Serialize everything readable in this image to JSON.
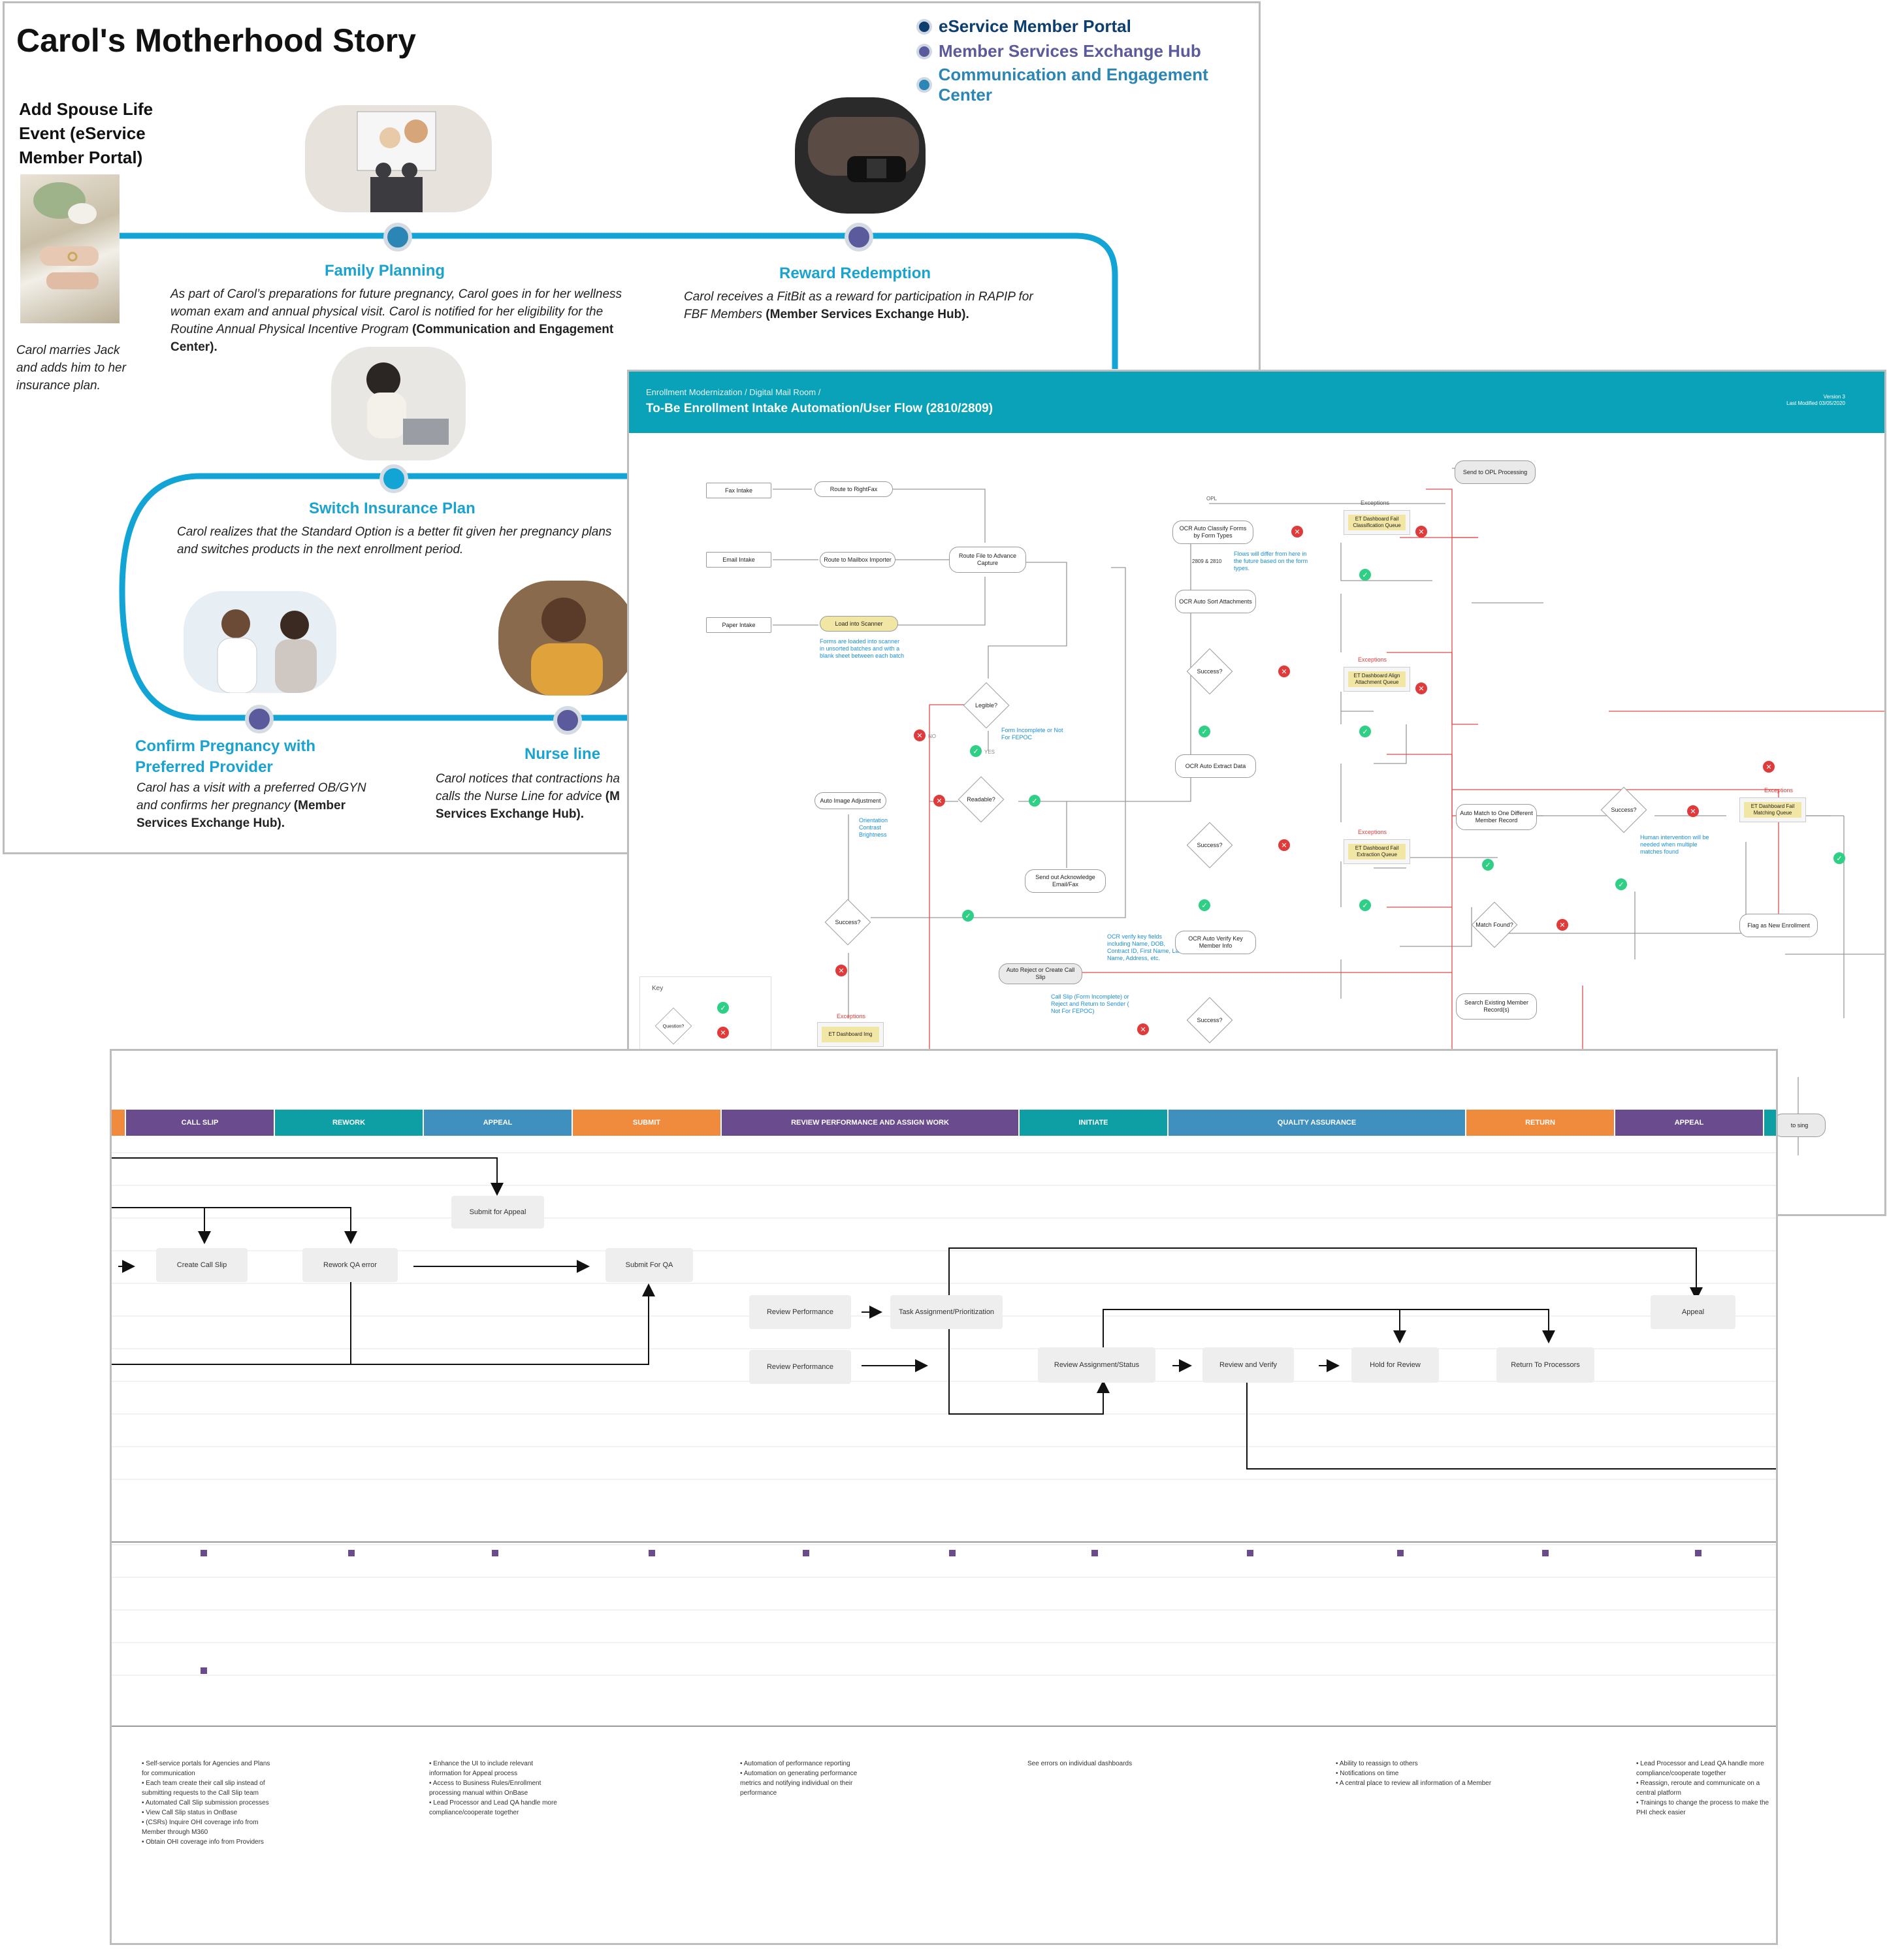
{
  "panel1": {
    "title": "Carol's Motherhood Story",
    "legend": [
      {
        "label": "eService Member Portal",
        "color": "#0d3e6e"
      },
      {
        "label": "Member Services Exchange Hub",
        "color": "#5a5a9c"
      },
      {
        "label": "Communication and Engagement Center",
        "color": "#2b86b5"
      }
    ],
    "add_spouse": {
      "title": "Add Spouse Life Event (eService Member Portal)",
      "text": "Carol marries Jack and adds him to her insurance plan."
    },
    "family_planning": {
      "title": "Family Planning",
      "text": "As part of Carol’s preparations for future pregnancy, Carol goes in for her wellness woman exam and annual physical visit.  Carol is notified for her eligibility for the Routine Annual Physical Incentive Program",
      "bold": "(Communication and Engagement Center)."
    },
    "reward": {
      "title": "Reward Redemption",
      "text": "Carol receives a FitBit as a reward for participation in RAPIP for FBF Members",
      "bold": "(Member Services Exchange Hub)."
    },
    "switch": {
      "title": "Switch Insurance Plan",
      "text": "Carol realizes that the Standard Option is a better fit given her pregnancy plans and switches products in the next enrollment period."
    },
    "confirm": {
      "title": "Confirm Pregnancy with Preferred Provider",
      "text": "Carol has a visit with a preferred OB/GYN and confirms her pregnancy",
      "bold": "(Member Services Exchange Hub)."
    },
    "nurse": {
      "title": "Nurse line",
      "text": "Carol notices that contractions ha calls the Nurse Line for advice",
      "bold": "(M Services Exchange Hub)."
    }
  },
  "panel2": {
    "breadcrumb": "Enrollment Modernization / Digital Mail Room /",
    "title": "To-Be Enrollment Intake Automation/User Flow (2810/2809)",
    "version": "Version 3",
    "modified": "Last Modified 03/05/2020",
    "nodes": {
      "fax": "Fax Intake",
      "email": "Email Intake",
      "paper": "Paper Intake",
      "rightfax": "Route to RightFax",
      "mailbox": "Route to Mailbox Importer",
      "scanner": "Load into Scanner",
      "capture": "Route File to Advance Capture",
      "legible": "Legible?",
      "readable": "Readable?",
      "auto_img": "Auto Image Adjustment",
      "success": "Success?",
      "send_ack": "Send out Acknowledge Email/Fax",
      "auto_reject": "Auto Reject or Create Call Slip",
      "ocr_classify": "OCR Auto Classify Forms by Form Types",
      "ocr_sort": "OCR Auto Sort Attachments",
      "ocr_extract": "OCR Auto Extract Data",
      "ocr_verify": "OCR Auto Verify Key Member Info",
      "send_opl": "Send to OPL Processing",
      "auto_match": "Auto Match to One Different Member Record",
      "match_found": "Match Found?",
      "search": "Search Existing Member Record(s)",
      "flag_new": "Flag as New Enrollment",
      "opl": "OPL",
      "forms_2809": "2809 & 2810",
      "to_proc": "to sing",
      "question": "Question?"
    },
    "exceptions": {
      "label": "Exceptions",
      "classify": "ET Dashboard Fail Classification Queue",
      "align": "ET Dashboard Align Attachment Queue",
      "extract": "ET Dashboard Fail Extraction Queue",
      "matching": "ET Dashboard Fail Matching Queue",
      "img": "ET Dashboard Img"
    },
    "notes": {
      "scanner": "Forms are loaded into scanner in unsorted batches and with a blank sheet between each batch",
      "incomplete": "Form Incomplete or Not For FEPOC",
      "orientation": "Orientation Contrast Brightness",
      "flows": "Flows will differ from here in the future based on the form types.",
      "verify": "OCR verify key fields including Name, DOB, Contract ID, First Name, Last Name, Address, etc.",
      "callslip": "Call Slip (Form Incomplete) or Reject and Return to Sender ( Not For FEPOC)",
      "human": "Human intervention will be needed when multiple matches found"
    },
    "yes": "YES",
    "no": "NO",
    "key": "Key"
  },
  "panel3": {
    "phases": [
      {
        "label": "CALL SLIP",
        "color": "#6a4b8e"
      },
      {
        "label": "REWORK",
        "color": "#0e9fa4"
      },
      {
        "label": "APPEAL",
        "color": "#3f8fbf"
      },
      {
        "label": "SUBMIT",
        "color": "#f08a3c"
      },
      {
        "label": "REVIEW PERFORMANCE AND ASSIGN WORK",
        "color": "#6a4b8e"
      },
      {
        "label": "INITIATE",
        "color": "#0e9fa4"
      },
      {
        "label": "QUALITY ASSURANCE",
        "color": "#3f8fbf"
      },
      {
        "label": "RETURN",
        "color": "#f08a3c"
      },
      {
        "label": "APPEAL",
        "color": "#6a4b8e"
      }
    ],
    "boxes": {
      "submit_appeal": "Submit for Appeal",
      "create_call_slip": "Create Call Slip",
      "rework_qa": "Rework QA error",
      "submit_qa": "Submit For QA",
      "review_perf_1": "Review Performance",
      "review_perf_2": "Review Performance",
      "task_assign": "Task Assignment/Prioritization",
      "review_assign": "Review Assignment/Status",
      "review_verify": "Review and Verify",
      "hold_review": "Hold for Review",
      "return_proc": "Return To Processors",
      "appeal": "Appeal"
    },
    "notes": [
      "• Self-service portals for Agencies and Plans for communication\n• Each team create their call slip instead of submitting requests to the Call Slip team\n• Automated Call Slip submission processes\n• View Call Slip status in OnBase\n• (CSRs) Inquire OHI coverage info from Member through M360\n• Obtain OHI coverage info from Providers",
      "• Enhance the UI to include relevant information for Appeal process\n• Access to Business Rules/Enrollment processing manual within OnBase\n• Lead Processor and Lead QA handle more compliance/cooperate together",
      "• Automation of performance reporting\n• Automation on generating  performance metrics and notifying individual on their performance",
      "See errors on individual dashboards",
      "• Ability to reassign to others\n• Notifications on time\n• A central place to review all information of a Member",
      "• Lead Processor and Lead QA handle more compliance/cooperate together\n• Reassign, reroute and communicate on a central platform\n• Trainings to change the process to make the PHI check easier"
    ]
  }
}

◆ **Task instructions**
Retype each line of the listing above word for word. Exclude the pictures.

◆ **Task answer**
Serialize everything readable in this image to JSON.
{
  "panel1": {
    "title": "Carol's Motherhood Story",
    "legend": [
      {
        "label": "eService Member Portal",
        "color": "#0d3e6e"
      },
      {
        "label": "Member Services Exchange Hub",
        "color": "#5a5a9c"
      },
      {
        "label": "Communication and Engagement Center",
        "color": "#2b86b5"
      }
    ],
    "add_spouse": {
      "title": "Add Spouse Life Event (eService Member Portal)",
      "text": "Carol marries Jack and adds him to her insurance plan."
    },
    "family_planning": {
      "title": "Family Planning",
      "text": "As part of Carol’s preparations for future pregnancy, Carol goes in for her wellness woman exam and annual physical visit.  Carol is notified for her eligibility for the Routine Annual Physical Incentive Program",
      "bold": "(Communication and Engagement Center)."
    },
    "reward": {
      "title": "Reward Redemption",
      "text": "Carol receives a FitBit as a reward for participation in RAPIP for FBF Members",
      "bold": "(Member Services Exchange Hub)."
    },
    "switch": {
      "title": "Switch Insurance Plan",
      "text": "Carol realizes that the Standard Option is a better fit given her pregnancy plans and switches products in the next enrollment period."
    },
    "confirm": {
      "title": "Confirm Pregnancy with Preferred Provider",
      "text": "Carol has a visit with a preferred OB/GYN and confirms her pregnancy",
      "bold": "(Member Services Exchange Hub)."
    },
    "nurse": {
      "title": "Nurse line",
      "text": "Carol notices that contractions ha calls the Nurse Line for advice",
      "bold": "(M Services Exchange Hub)."
    }
  },
  "panel2": {
    "breadcrumb": "Enrollment Modernization / Digital Mail Room /",
    "title": "To-Be Enrollment Intake Automation/User Flow (2810/2809)",
    "version": "Version 3",
    "modified": "Last Modified 03/05/2020",
    "nodes": {
      "fax": "Fax Intake",
      "email": "Email Intake",
      "paper": "Paper Intake",
      "rightfax": "Route to RightFax",
      "mailbox": "Route to Mailbox Importer",
      "scanner": "Load into Scanner",
      "capture": "Route File to Advance Capture",
      "legible": "Legible?",
      "readable": "Readable?",
      "auto_img": "Auto Image Adjustment",
      "success": "Success?",
      "send_ack": "Send out Acknowledge Email/Fax",
      "auto_reject": "Auto Reject or Create Call Slip",
      "ocr_classify": "OCR Auto Classify Forms by Form Types",
      "ocr_sort": "OCR Auto Sort Attachments",
      "ocr_extract": "OCR Auto Extract Data",
      "ocr_verify": "OCR Auto Verify Key Member Info",
      "send_opl": "Send to OPL Processing",
      "auto_match": "Auto Match to One Different Member Record",
      "match_found": "Match Found?",
      "search": "Search Existing Member Record(s)",
      "flag_new": "Flag as New Enrollment",
      "opl": "OPL",
      "forms_2809": "2809 & 2810",
      "to_proc": "to sing",
      "question": "Question?"
    },
    "exceptions": {
      "label": "Exceptions",
      "classify": "ET Dashboard Fail Classification Queue",
      "align": "ET Dashboard Align Attachment Queue",
      "extract": "ET Dashboard Fail Extraction Queue",
      "matching": "ET Dashboard Fail Matching Queue",
      "img": "ET Dashboard Img"
    },
    "notes": {
      "scanner": "Forms are loaded into scanner in unsorted batches and with a blank sheet between each batch",
      "incomplete": "Form Incomplete or Not For FEPOC",
      "orientation": "Orientation Contrast Brightness",
      "flows": "Flows will differ from here in the future based on the form types.",
      "verify": "OCR verify key fields including Name, DOB, Contract ID, First Name, Last Name, Address, etc.",
      "callslip": "Call Slip (Form Incomplete) or Reject and Return to Sender ( Not For FEPOC)",
      "human": "Human intervention will be needed when multiple matches found"
    },
    "yes": "YES",
    "no": "NO",
    "key": "Key"
  },
  "panel3": {
    "phases": [
      {
        "label": "CALL SLIP",
        "color": "#6a4b8e"
      },
      {
        "label": "REWORK",
        "color": "#0e9fa4"
      },
      {
        "label": "APPEAL",
        "color": "#3f8fbf"
      },
      {
        "label": "SUBMIT",
        "color": "#f08a3c"
      },
      {
        "label": "REVIEW PERFORMANCE AND ASSIGN WORK",
        "color": "#6a4b8e"
      },
      {
        "label": "INITIATE",
        "color": "#0e9fa4"
      },
      {
        "label": "QUALITY ASSURANCE",
        "color": "#3f8fbf"
      },
      {
        "label": "RETURN",
        "color": "#f08a3c"
      },
      {
        "label": "APPEAL",
        "color": "#6a4b8e"
      }
    ],
    "boxes": {
      "submit_appeal": "Submit for Appeal",
      "create_call_slip": "Create Call Slip",
      "rework_qa": "Rework QA error",
      "submit_qa": "Submit For QA",
      "review_perf_1": "Review Performance",
      "review_perf_2": "Review Performance",
      "task_assign": "Task Assignment/Prioritization",
      "review_assign": "Review Assignment/Status",
      "review_verify": "Review and Verify",
      "hold_review": "Hold for Review",
      "return_proc": "Return To Processors",
      "appeal": "Appeal"
    },
    "notes": [
      "• Self-service portals for Agencies and Plans for communication\n• Each team create their call slip instead of submitting requests to the Call Slip team\n• Automated Call Slip submission processes\n• View Call Slip status in OnBase\n• (CSRs) Inquire OHI coverage info from Member through M360\n• Obtain OHI coverage info from Providers",
      "• Enhance the UI to include relevant information for Appeal process\n• Access to Business Rules/Enrollment processing manual within OnBase\n• Lead Processor and Lead QA handle more compliance/cooperate together",
      "• Automation of performance reporting\n• Automation on generating  performance metrics and notifying individual on their performance",
      "See errors on individual dashboards",
      "• Ability to reassign to others\n• Notifications on time\n• A central place to review all information of a Member",
      "• Lead Processor and Lead QA handle more compliance/cooperate together\n• Reassign, reroute and communicate on a central platform\n• Trainings to change the process to make the PHI check easier"
    ]
  }
}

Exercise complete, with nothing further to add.